[Directive]: Look below and pull out each line with the word "this".

Collected data
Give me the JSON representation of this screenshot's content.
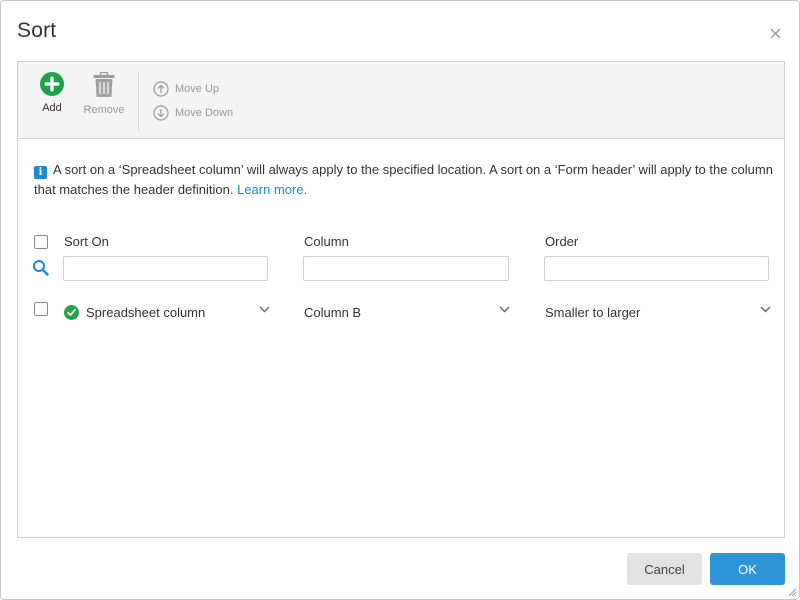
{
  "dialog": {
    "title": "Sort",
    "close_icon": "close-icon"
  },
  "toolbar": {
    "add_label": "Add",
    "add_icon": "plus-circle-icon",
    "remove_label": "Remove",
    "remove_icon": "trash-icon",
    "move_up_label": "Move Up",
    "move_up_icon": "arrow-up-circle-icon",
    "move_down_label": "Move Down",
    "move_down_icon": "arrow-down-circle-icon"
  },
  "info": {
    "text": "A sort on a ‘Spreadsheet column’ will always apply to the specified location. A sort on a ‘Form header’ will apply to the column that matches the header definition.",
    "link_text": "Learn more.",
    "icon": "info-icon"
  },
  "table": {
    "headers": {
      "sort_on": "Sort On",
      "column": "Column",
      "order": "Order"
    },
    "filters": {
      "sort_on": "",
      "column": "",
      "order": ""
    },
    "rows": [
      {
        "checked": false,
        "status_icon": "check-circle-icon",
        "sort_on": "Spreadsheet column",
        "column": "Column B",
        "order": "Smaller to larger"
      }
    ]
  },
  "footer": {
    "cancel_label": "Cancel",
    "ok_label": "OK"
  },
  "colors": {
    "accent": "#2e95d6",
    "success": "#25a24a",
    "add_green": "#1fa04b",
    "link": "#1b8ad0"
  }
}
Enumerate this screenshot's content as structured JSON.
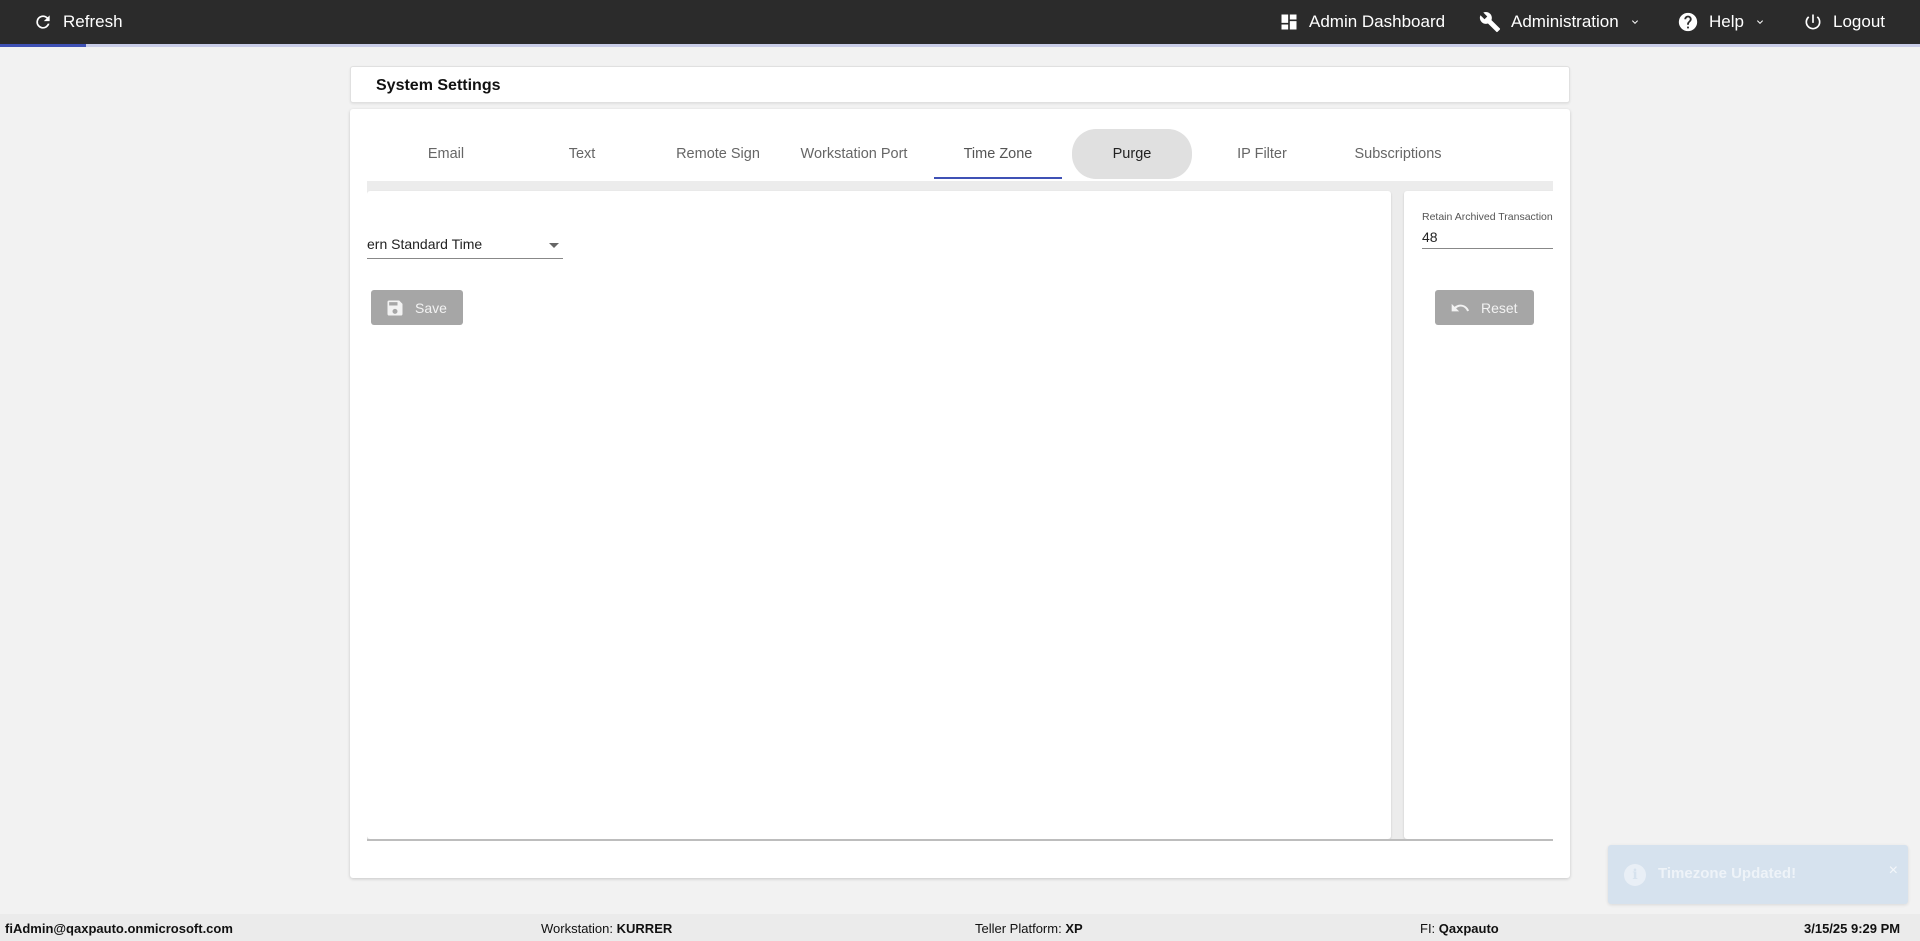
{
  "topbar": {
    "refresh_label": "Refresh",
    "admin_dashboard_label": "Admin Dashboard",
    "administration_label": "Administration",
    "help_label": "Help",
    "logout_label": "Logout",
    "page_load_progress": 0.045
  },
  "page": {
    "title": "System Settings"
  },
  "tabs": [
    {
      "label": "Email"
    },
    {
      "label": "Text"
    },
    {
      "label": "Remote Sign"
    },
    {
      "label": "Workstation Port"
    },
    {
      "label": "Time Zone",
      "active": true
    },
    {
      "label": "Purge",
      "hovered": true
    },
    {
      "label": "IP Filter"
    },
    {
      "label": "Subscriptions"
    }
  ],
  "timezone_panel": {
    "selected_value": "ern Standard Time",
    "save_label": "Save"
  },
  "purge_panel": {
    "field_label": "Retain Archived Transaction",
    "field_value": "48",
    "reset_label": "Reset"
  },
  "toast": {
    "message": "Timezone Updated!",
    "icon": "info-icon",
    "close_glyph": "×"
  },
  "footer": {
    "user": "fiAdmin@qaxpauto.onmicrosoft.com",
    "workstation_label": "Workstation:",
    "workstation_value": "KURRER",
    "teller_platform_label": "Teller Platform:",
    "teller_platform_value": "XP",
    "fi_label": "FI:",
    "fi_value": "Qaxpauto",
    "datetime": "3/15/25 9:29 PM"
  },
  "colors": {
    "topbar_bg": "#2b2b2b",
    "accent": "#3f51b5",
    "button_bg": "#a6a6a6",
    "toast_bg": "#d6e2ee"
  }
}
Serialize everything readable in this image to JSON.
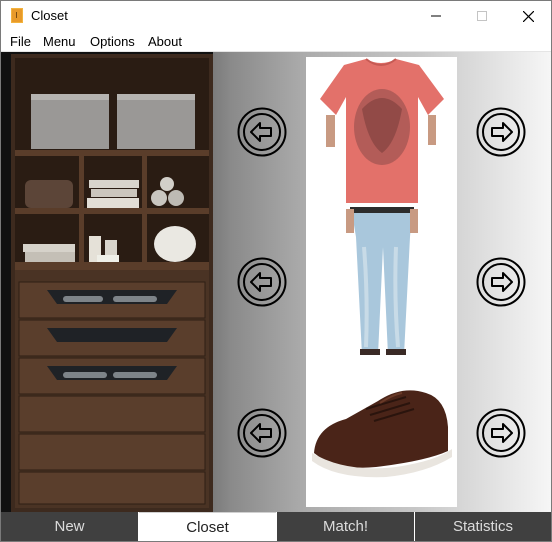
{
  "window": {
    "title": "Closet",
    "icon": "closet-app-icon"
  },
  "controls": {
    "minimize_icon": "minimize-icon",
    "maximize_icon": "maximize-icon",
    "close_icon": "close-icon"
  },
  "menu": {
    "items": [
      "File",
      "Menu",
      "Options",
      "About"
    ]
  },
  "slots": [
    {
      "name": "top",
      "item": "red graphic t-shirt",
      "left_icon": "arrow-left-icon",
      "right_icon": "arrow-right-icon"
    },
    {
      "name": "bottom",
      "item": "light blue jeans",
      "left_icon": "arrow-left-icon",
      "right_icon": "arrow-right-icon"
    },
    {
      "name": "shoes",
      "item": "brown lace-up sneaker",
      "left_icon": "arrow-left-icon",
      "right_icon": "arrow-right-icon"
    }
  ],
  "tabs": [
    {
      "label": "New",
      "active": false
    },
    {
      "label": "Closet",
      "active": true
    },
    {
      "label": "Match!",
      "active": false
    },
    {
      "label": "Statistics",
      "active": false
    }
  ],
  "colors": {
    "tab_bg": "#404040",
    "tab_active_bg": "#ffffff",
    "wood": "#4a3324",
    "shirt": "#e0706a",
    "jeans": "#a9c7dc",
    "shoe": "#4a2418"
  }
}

---

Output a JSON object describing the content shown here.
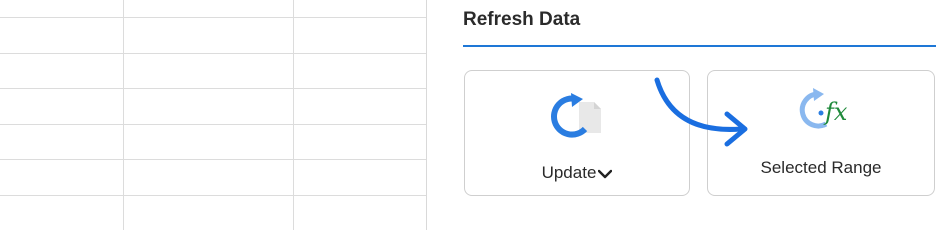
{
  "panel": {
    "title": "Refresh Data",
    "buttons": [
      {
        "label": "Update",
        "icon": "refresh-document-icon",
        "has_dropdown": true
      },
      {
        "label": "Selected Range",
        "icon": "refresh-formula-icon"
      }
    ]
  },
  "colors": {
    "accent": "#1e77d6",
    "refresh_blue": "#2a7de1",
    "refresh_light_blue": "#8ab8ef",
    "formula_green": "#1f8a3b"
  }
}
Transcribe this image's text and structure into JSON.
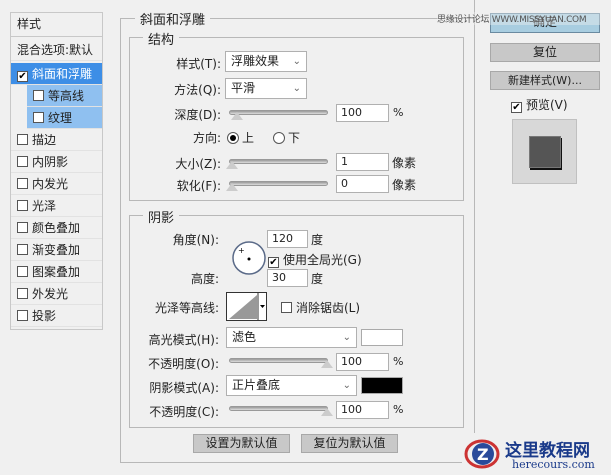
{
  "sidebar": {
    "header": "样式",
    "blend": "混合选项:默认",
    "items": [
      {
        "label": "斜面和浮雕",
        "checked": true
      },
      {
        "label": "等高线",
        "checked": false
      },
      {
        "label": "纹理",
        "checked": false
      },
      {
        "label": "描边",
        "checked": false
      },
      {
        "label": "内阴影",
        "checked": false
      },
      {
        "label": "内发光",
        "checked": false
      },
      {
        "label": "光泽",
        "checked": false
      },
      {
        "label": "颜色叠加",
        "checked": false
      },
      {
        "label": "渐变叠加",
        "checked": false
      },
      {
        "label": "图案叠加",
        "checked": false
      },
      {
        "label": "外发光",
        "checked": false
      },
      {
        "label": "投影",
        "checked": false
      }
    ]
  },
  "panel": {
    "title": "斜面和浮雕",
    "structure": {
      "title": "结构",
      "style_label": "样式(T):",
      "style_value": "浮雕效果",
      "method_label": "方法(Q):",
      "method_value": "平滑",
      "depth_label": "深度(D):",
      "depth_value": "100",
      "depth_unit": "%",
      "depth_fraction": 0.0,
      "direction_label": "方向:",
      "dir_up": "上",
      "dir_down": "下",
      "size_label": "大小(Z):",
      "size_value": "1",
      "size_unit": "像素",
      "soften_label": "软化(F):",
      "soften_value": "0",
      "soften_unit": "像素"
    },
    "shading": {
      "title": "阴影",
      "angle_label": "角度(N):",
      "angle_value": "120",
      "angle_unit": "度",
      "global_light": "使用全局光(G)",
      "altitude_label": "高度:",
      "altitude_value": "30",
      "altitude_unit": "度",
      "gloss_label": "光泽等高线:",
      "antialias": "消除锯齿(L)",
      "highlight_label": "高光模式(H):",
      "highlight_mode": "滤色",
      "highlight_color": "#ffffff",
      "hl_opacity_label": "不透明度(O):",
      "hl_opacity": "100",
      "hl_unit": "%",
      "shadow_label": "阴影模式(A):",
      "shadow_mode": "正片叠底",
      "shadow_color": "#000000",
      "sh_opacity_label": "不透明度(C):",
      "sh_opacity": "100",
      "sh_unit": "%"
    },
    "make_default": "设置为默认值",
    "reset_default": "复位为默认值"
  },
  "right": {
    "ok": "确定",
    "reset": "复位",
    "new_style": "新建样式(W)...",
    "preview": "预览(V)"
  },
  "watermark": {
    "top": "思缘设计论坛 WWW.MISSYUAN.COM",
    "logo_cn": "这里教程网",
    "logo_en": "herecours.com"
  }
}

[Complete answer]:
Give me the JSON representation of this screenshot's content.
Enumerate this screenshot's content as structured JSON.
Serialize everything readable in this image to JSON.
Transcribe this image's text and structure into JSON.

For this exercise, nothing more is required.